All of the records listed below should be retyped exactly.

┌──

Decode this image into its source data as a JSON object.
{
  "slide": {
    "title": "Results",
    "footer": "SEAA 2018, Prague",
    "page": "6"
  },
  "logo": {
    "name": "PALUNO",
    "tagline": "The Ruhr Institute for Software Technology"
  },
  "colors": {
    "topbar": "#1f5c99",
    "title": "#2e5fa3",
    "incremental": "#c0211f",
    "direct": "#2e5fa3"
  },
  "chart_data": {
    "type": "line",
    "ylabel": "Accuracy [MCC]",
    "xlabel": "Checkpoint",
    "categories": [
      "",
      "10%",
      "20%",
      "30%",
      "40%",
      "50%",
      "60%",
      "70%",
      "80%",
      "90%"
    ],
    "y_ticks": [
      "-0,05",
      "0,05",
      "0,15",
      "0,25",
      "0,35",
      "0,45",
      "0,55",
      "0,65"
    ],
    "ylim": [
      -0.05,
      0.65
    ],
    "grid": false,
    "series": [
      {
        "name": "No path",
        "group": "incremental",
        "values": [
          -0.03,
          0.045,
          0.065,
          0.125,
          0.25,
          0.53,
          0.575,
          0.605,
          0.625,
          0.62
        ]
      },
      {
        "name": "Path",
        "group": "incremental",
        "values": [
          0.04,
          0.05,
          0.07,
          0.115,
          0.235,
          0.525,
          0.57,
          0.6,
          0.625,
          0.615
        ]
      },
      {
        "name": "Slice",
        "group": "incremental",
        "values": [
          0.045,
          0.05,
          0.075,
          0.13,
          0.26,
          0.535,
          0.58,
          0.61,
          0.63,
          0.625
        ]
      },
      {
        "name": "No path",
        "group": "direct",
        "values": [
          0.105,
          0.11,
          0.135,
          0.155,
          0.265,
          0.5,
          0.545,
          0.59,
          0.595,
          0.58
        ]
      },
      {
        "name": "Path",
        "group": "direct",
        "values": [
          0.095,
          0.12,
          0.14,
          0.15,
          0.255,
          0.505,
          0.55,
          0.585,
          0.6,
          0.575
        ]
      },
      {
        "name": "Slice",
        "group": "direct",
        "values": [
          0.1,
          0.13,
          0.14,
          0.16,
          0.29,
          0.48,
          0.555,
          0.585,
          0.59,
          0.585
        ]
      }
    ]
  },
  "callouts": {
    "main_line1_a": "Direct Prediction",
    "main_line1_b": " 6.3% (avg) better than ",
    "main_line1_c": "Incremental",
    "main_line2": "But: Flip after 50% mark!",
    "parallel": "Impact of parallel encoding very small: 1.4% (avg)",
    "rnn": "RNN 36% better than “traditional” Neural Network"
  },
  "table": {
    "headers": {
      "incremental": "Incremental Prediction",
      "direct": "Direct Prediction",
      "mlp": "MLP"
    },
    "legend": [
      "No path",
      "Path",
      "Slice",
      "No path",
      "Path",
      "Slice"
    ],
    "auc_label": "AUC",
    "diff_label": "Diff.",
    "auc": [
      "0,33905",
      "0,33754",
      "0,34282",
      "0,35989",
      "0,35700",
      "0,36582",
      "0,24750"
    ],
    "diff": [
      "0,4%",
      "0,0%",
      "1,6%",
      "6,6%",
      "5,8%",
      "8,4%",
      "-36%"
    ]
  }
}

└──

__Task answer__.
Decode this image into its source data as a JSON object.
{
  "slide": {
    "title": "Results",
    "footer": "SEAA 2018, Prague",
    "page": "6"
  },
  "logo": {
    "name": "PALUNO",
    "tagline": "The Ruhr Institute for Software Technology"
  },
  "colors": {
    "topbar": "#1f5c99",
    "title": "#2e5fa3",
    "incremental": "#c0211f",
    "direct": "#2e5fa3"
  },
  "chart_data": {
    "type": "line",
    "ylabel": "Accuracy [MCC]",
    "xlabel": "Checkpoint",
    "categories": [
      "",
      "10%",
      "20%",
      "30%",
      "40%",
      "50%",
      "60%",
      "70%",
      "80%",
      "90%"
    ],
    "y_ticks": [
      "-0,05",
      "0,05",
      "0,15",
      "0,25",
      "0,35",
      "0,45",
      "0,55",
      "0,65"
    ],
    "ylim": [
      -0.05,
      0.65
    ],
    "grid": false,
    "series": [
      {
        "name": "No path",
        "group": "incremental",
        "values": [
          -0.03,
          0.045,
          0.065,
          0.125,
          0.25,
          0.53,
          0.575,
          0.605,
          0.625,
          0.62
        ]
      },
      {
        "name": "Path",
        "group": "incremental",
        "values": [
          0.04,
          0.05,
          0.07,
          0.115,
          0.235,
          0.525,
          0.57,
          0.6,
          0.625,
          0.615
        ]
      },
      {
        "name": "Slice",
        "group": "incremental",
        "values": [
          0.045,
          0.05,
          0.075,
          0.13,
          0.26,
          0.535,
          0.58,
          0.61,
          0.63,
          0.625
        ]
      },
      {
        "name": "No path",
        "group": "direct",
        "values": [
          0.105,
          0.11,
          0.135,
          0.155,
          0.265,
          0.5,
          0.545,
          0.59,
          0.595,
          0.58
        ]
      },
      {
        "name": "Path",
        "group": "direct",
        "values": [
          0.095,
          0.12,
          0.14,
          0.15,
          0.255,
          0.505,
          0.55,
          0.585,
          0.6,
          0.575
        ]
      },
      {
        "name": "Slice",
        "group": "direct",
        "values": [
          0.1,
          0.13,
          0.14,
          0.16,
          0.29,
          0.48,
          0.555,
          0.585,
          0.59,
          0.585
        ]
      }
    ]
  },
  "callouts": {
    "main_line1_a": "Direct Prediction",
    "main_line1_b": " 6.3% (avg) better than ",
    "main_line1_c": "Incremental",
    "main_line2": "But: Flip after 50% mark!",
    "parallel": "Impact of parallel encoding very small: 1.4% (avg)",
    "rnn": "RNN 36% better than “traditional” Neural Network"
  },
  "table": {
    "headers": {
      "incremental": "Incremental Prediction",
      "direct": "Direct Prediction",
      "mlp": "MLP"
    },
    "legend": [
      "No path",
      "Path",
      "Slice",
      "No path",
      "Path",
      "Slice"
    ],
    "auc_label": "AUC",
    "diff_label": "Diff.",
    "auc": [
      "0,33905",
      "0,33754",
      "0,34282",
      "0,35989",
      "0,35700",
      "0,36582",
      "0,24750"
    ],
    "diff": [
      "0,4%",
      "0,0%",
      "1,6%",
      "6,6%",
      "5,8%",
      "8,4%",
      "-36%"
    ]
  }
}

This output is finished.